▸ Required work
Express every line of the material below as a Markdown table with a Row column for the row number and a Material line column for the line itself, skipping blank lines. Leave the pictures out of the answer.

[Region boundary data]

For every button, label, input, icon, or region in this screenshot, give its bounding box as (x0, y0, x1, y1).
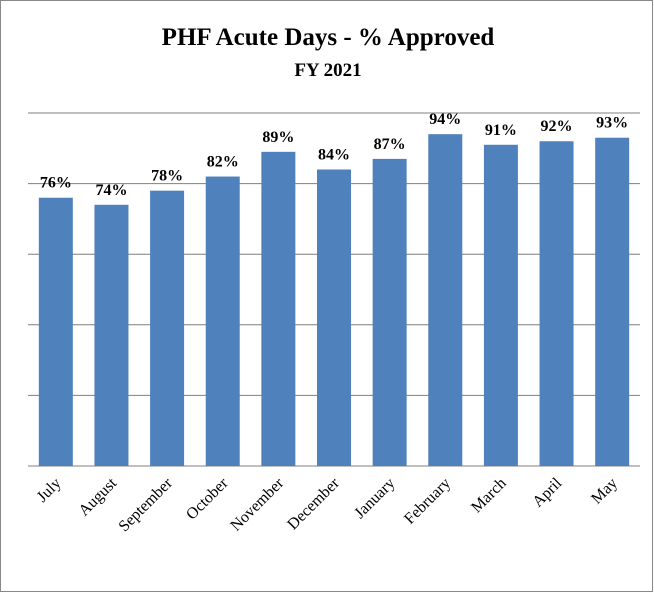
data-label: 92% (541, 118, 573, 135)
data-label: 74% (95, 182, 127, 199)
data-label: 87% (374, 136, 406, 153)
bar (539, 141, 574, 467)
bar (428, 134, 463, 466)
chart-title: PHF Acute Days - % Approved (162, 24, 495, 51)
data-label: 78% (151, 168, 183, 185)
bar (150, 190, 185, 466)
data-label: 84% (318, 146, 350, 163)
data-label: 94% (429, 111, 461, 128)
bar (261, 151, 296, 466)
data-label: 89% (262, 129, 294, 146)
bar (317, 169, 351, 467)
bar (205, 176, 240, 467)
chart-subtitle: FY 2021 (294, 60, 361, 81)
data-label: 76% (40, 175, 72, 192)
bar (372, 158, 407, 466)
bar (595, 137, 630, 466)
data-label: 93% (596, 115, 628, 132)
data-label: 91% (485, 122, 517, 139)
bar (38, 197, 73, 466)
bar (94, 204, 129, 466)
bar (483, 144, 518, 466)
data-label: 82% (207, 154, 239, 171)
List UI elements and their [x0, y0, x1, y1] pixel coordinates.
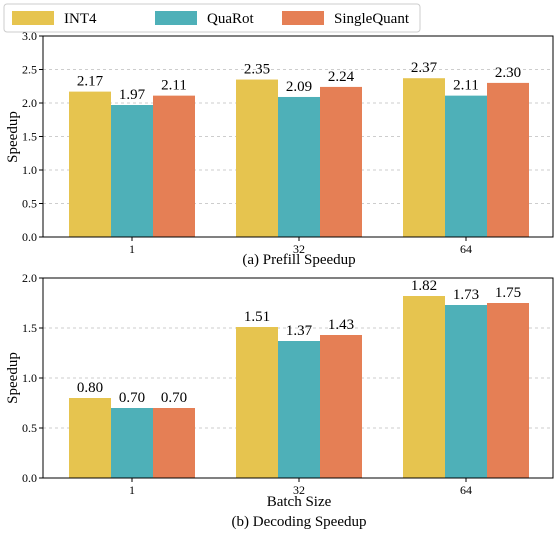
prefill-y-axis-label: Speedup: [5, 111, 21, 163]
data-label-quarot: 1.73: [453, 287, 479, 303]
decoding-caption: (b) Decoding Speedup: [232, 514, 367, 530]
y-tick-label: 0.0: [22, 471, 37, 485]
y-tick-label: 3.0: [22, 29, 37, 43]
data-label-int4: 1.82: [411, 278, 437, 294]
decoding-data-labels: 0.80 1.51 1.82 0.70 1.37 1.73 0.70 1.43 1.75: [77, 278, 521, 406]
bar-int4: [236, 79, 278, 237]
bar-quarot: [445, 95, 487, 237]
bar-quarot: [111, 408, 153, 478]
data-label-quarot: 0.70: [119, 390, 145, 406]
data-label-singlequant: 2.30: [495, 65, 521, 81]
prefill-data-labels: 2.17 2.35 2.37 1.97 2.09 2.11 2.11 2.24 2.30: [77, 60, 521, 103]
data-label-singlequant: 2.24: [328, 69, 355, 85]
prefill-caption: (a) Prefill Speedup: [242, 252, 355, 268]
prefill-y-ticks: 0.0 0.5 1.0 1.5 2.0 2.5 3.0: [22, 29, 43, 244]
decoding-speedup-panel: 0.801.511.820.701.371.730.701.431.75 0.0…: [5, 271, 554, 530]
legend-label-singlequant: SingleQuant: [334, 11, 410, 27]
bar-quarot: [278, 96, 320, 237]
y-tick-label: 0.0: [22, 230, 37, 244]
data-label-singlequant: 2.11: [161, 78, 187, 94]
bar-int4: [69, 91, 111, 237]
legend-label-int4: INT4: [64, 11, 97, 27]
prefill-speedup-panel: 2.17 2.35 2.37 1.97 2.09 2.11 2.11 2.24 2.30 0.0…: [5, 29, 554, 268]
y-tick-label: 2.0: [22, 96, 37, 110]
y-tick-label: 1.0: [22, 163, 37, 177]
prefill-x-ticks: 1 32 64: [129, 237, 472, 256]
y-tick-label: 0.5: [22, 421, 37, 435]
x-tick-label: 1: [129, 483, 135, 497]
bar-int4: [403, 296, 445, 478]
y-tick-label: 0.5: [22, 197, 37, 211]
bar-int4: [69, 398, 111, 478]
x-tick-label: 32: [293, 242, 305, 256]
y-tick-label: 1.5: [22, 130, 37, 144]
x-tick-label: 1: [129, 242, 135, 256]
data-label-int4: 1.51: [244, 309, 270, 325]
legend: INT4 QuaRot SingleQuant: [3, 3, 421, 33]
data-label-singlequant: 0.70: [161, 390, 187, 406]
data-label-quarot: 2.11: [453, 78, 479, 94]
legend-label-quarot: QuaRot: [207, 11, 254, 27]
data-label-singlequant: 1.43: [328, 317, 354, 333]
bar-quarot: [445, 305, 487, 478]
decoding-y-ticks: 0.0 0.5 1.0 1.5 2.0: [22, 271, 43, 485]
data-label-int4: 2.17: [77, 74, 104, 90]
data-label-quarot: 1.97: [119, 87, 146, 103]
bar-quarot: [111, 105, 153, 237]
data-label-quarot: 2.09: [286, 79, 312, 95]
decoding-x-ticks: 1 32 64: [129, 478, 472, 497]
bar-singlequant: [320, 335, 362, 478]
decoding-bars: [69, 296, 529, 478]
decoding-y-axis-label: Speedup: [5, 352, 21, 404]
prefill-bars: [69, 78, 529, 238]
x-tick-label: 32: [293, 483, 305, 497]
x-tick-label: 64: [460, 242, 472, 256]
y-tick-label: 2.0: [22, 271, 37, 285]
legend-swatch-int4: [12, 11, 54, 25]
data-label-int4: 2.35: [244, 62, 270, 78]
data-label-quarot: 1.37: [286, 323, 313, 339]
data-label-int4: 0.80: [77, 380, 103, 396]
x-tick-label: 64: [460, 483, 472, 497]
legend-swatch-quarot: [155, 11, 197, 25]
bar-quarot: [278, 341, 320, 478]
bar-singlequant: [487, 82, 529, 238]
bar-int4: [403, 78, 445, 238]
y-tick-label: 2.5: [22, 63, 37, 77]
decoding-x-axis-label: Batch Size: [267, 494, 332, 510]
bar-int4: [236, 327, 278, 478]
bar-singlequant: [487, 303, 529, 478]
bar-singlequant: [153, 95, 195, 237]
legend-swatch-singlequant: [282, 11, 324, 25]
bar-singlequant: [153, 408, 195, 478]
y-tick-label: 1.0: [22, 371, 37, 385]
bar-singlequant: [320, 86, 362, 237]
data-label-int4: 2.37: [411, 60, 438, 76]
data-label-singlequant: 1.75: [495, 285, 521, 301]
y-tick-label: 1.5: [22, 321, 37, 335]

▸ Exercise response
| Row | Material line |
|---|---|
| 1 | For every button, label, input, icon, or region in this screenshot, give its bounding box as (x0, y0, x1, y1). |
| 2 | data-label: 92% (541, 118, 573, 135) |
| 3 | data-label: 74% (95, 182, 127, 199) |
| 4 | data-label: 87% (374, 136, 406, 153) |
| 5 | bar (539, 141, 574, 467) |
| 6 | bar (428, 134, 463, 466) |
| 7 | chart-title: PHF Acute Days - % Approved (162, 24, 495, 51) |
| 8 | data-label: 78% (151, 168, 183, 185) |
| 9 | bar (150, 190, 185, 466) |
| 10 | data-label: 84% (318, 146, 350, 163) |
| 11 | data-label: 94% (429, 111, 461, 128) |
| 12 | bar (261, 151, 296, 466) |
| 13 | data-label: 89% (262, 129, 294, 146) |
| 14 | bar (317, 169, 351, 467) |
| 15 | bar (205, 176, 240, 467) |
| 16 | chart-subtitle: FY 2021 (294, 60, 361, 81) |
| 17 | data-label: 76% (40, 175, 72, 192) |
| 18 | bar (372, 158, 407, 466) |
| 19 | bar (595, 137, 630, 466) |
| 20 | data-label: 93% (596, 115, 628, 132) |
| 21 | data-label: 91% (485, 122, 517, 139) |
| 22 | bar (38, 197, 73, 466) |
| 23 | bar (94, 204, 129, 466) |
| 24 | bar (483, 144, 518, 466) |
| 25 | data-label: 82% (207, 154, 239, 171) |
| 26 | List UI elements and their [x0, y0, x1, y1] pixel coordinates. |
| 27 | prefill-y-axis-label: Speedup: [5, 111, 21, 163] |
| 28 | data-label-quarot: 1.73: [453, 287, 479, 303] |
| 29 | decoding-caption: (b) Decoding Speedup: [232, 514, 367, 530] |
| 30 | y-tick-label: 0.0: [22, 471, 37, 485] |
| 31 | y-tick-label: 3.0: [22, 29, 37, 43] |
| 32 | data-label-int4: 1.82: [411, 278, 437, 294] |
| 33 | decoding-data-labels: 0.80 1.51 1.82 0.70 1.37 1.73 0.70 1.43 1.75: [77, 278, 521, 406] |
| 34 | bar-int4: [236, 79, 278, 237] |
| 35 | bar-quarot: [445, 95, 487, 237] |
| 36 | bar-quarot: [111, 408, 153, 478] |
| 37 | data-label-quarot: 0.70: [119, 390, 145, 406] |
| 38 | data-label-singlequant: 2.30: [495, 65, 521, 81] |
| 39 | prefill-data-labels: 2.17 2.35 2.37 1.97 2.09 2.11 2.11 2.24 2.30: [77, 60, 521, 103] |
| 40 | data-label-singlequant: 2.24: [328, 69, 355, 85] |
| 41 | prefill-caption: (a) Prefill Speedup: [242, 252, 355, 268] |
| 42 | prefill-y-ticks: 0.0 0.5 1.0 1.5 2.0 2.5 3.0: [22, 29, 43, 244] |
| 43 | decoding-speedup-panel: 0.801.511.820.701.371.730.701.431.75 0.0…: [5, 271, 554, 530] |
| 44 | legend-label-singlequant: SingleQuant: [334, 11, 410, 27] |
| 45 | bar-quarot: [278, 96, 320, 237] |
| 46 | y-tick-label: 0.0: [22, 230, 37, 244] |
| 47 | data-label-singlequant: 2.11: [161, 78, 187, 94] |
| 48 | bar-int4: [69, 91, 111, 237] |
| 49 | legend-label-int4: INT4: [64, 11, 97, 27] |
| 50 | prefill-speedup-panel: 2.17 2.35 2.37 1.97 2.09 2.11 2.11 2.24 2.30 0.0…: [5, 29, 554, 268] |
| 51 | y-tick-label: 2.0: [22, 96, 37, 110] |
| 52 | y-tick-label: 1.0: [22, 163, 37, 177] |
| 53 | prefill-x-ticks: 1 32 64: [129, 237, 472, 256] |
| 54 | y-tick-label: 0.5: [22, 421, 37, 435] |
| 55 | x-tick-label: 1: [129, 483, 135, 497] |
| 56 | bar-int4: [403, 296, 445, 478] |
| 57 | y-tick-label: 0.5: [22, 197, 37, 211] |
| 58 | bar-int4: [69, 398, 111, 478] |
| 59 | x-tick-label: 32: [293, 242, 305, 256] |
| 60 | y-tick-label: 1.5: [22, 130, 37, 144] |
| 61 | x-tick-label: 1: [129, 242, 135, 256] |
| 62 | data-label-int4: 1.51: [244, 309, 270, 325] |
| 63 | legend: INT4 QuaRot SingleQuant: [3, 3, 421, 33] |
| 64 | data-label-singlequant: 0.70: [161, 390, 187, 406] |
| 65 | data-label-quarot: 2.11: [453, 78, 479, 94] |
| 66 | legend-label-quarot: QuaRot: [207, 11, 254, 27] |
| 67 | data-label-singlequant: 1.43: [328, 317, 354, 333] |
| 68 | bar-quarot: [445, 305, 487, 478] |
| 69 | decoding-y-ticks: 0.0 0.5 1.0 1.5 2.0: [22, 271, 43, 485] |
| 70 | data-label-int4: 2.17: [77, 74, 104, 90] |
| 71 | data-label-quarot: 1.97: [119, 87, 146, 103] |
| 72 | bar-quarot: [111, 105, 153, 237] |
| 73 | data-label-quarot: 2.09: [286, 79, 312, 95] |
| 74 | decoding-x-ticks: 1 32 64: [129, 478, 472, 497] |
| 75 | bar-singlequant: [320, 335, 362, 478] |
| 76 | decoding-bars: [69, 296, 529, 478] |
| 77 | decoding-y-axis-label: Speedup: [5, 352, 21, 404] |
| 78 | prefill-bars: [69, 78, 529, 238] |
| 79 | x-tick-label: 32: [293, 483, 305, 497] |
| 80 | x-tick-label: 64: [460, 242, 472, 256] |
| 81 | y-tick-label: 2.0: [22, 271, 37, 285] |
| 82 | legend-swatch-int4: [12, 11, 54, 25] |
| 83 | data-label-int4: 2.35: [244, 62, 270, 78] |
| 84 | data-label-quarot: 1.37: [286, 323, 313, 339] |
| 85 | data-label-int4: 0.80: [77, 380, 103, 396] |
| 86 | x-tick-label: 64: [460, 483, 472, 497] |
| 87 | legend-swatch-quarot: [155, 11, 197, 25] |
| 88 | bar-quarot: [278, 341, 320, 478] |
| 89 | bar-singlequant: [487, 82, 529, 238] |
| 90 | bar-int4: [403, 78, 445, 238] |
| 91 | y-tick-label: 2.5: [22, 63, 37, 77] |
| 92 | decoding-x-axis-label: Batch Size: [267, 494, 332, 510] |
| 93 | bar-int4: [236, 327, 278, 478] |
| 94 | bar-singlequant: [487, 303, 529, 478] |
| 95 | bar-singlequant: [153, 95, 195, 237] |
| 96 | legend-swatch-singlequant: [282, 11, 324, 25] |
| 97 | bar-singlequant: [153, 408, 195, 478] |
| 98 | y-tick-label: 1.0: [22, 371, 37, 385] |
| 99 | bar-singlequant: [320, 86, 362, 237] |
| 100 | data-label-int4: 2.37: [411, 60, 438, 76] |
| 101 | data-label-singlequant: 1.75: [495, 285, 521, 301] |
| 102 | y-tick-label: 1.5: [22, 321, 37, 335] |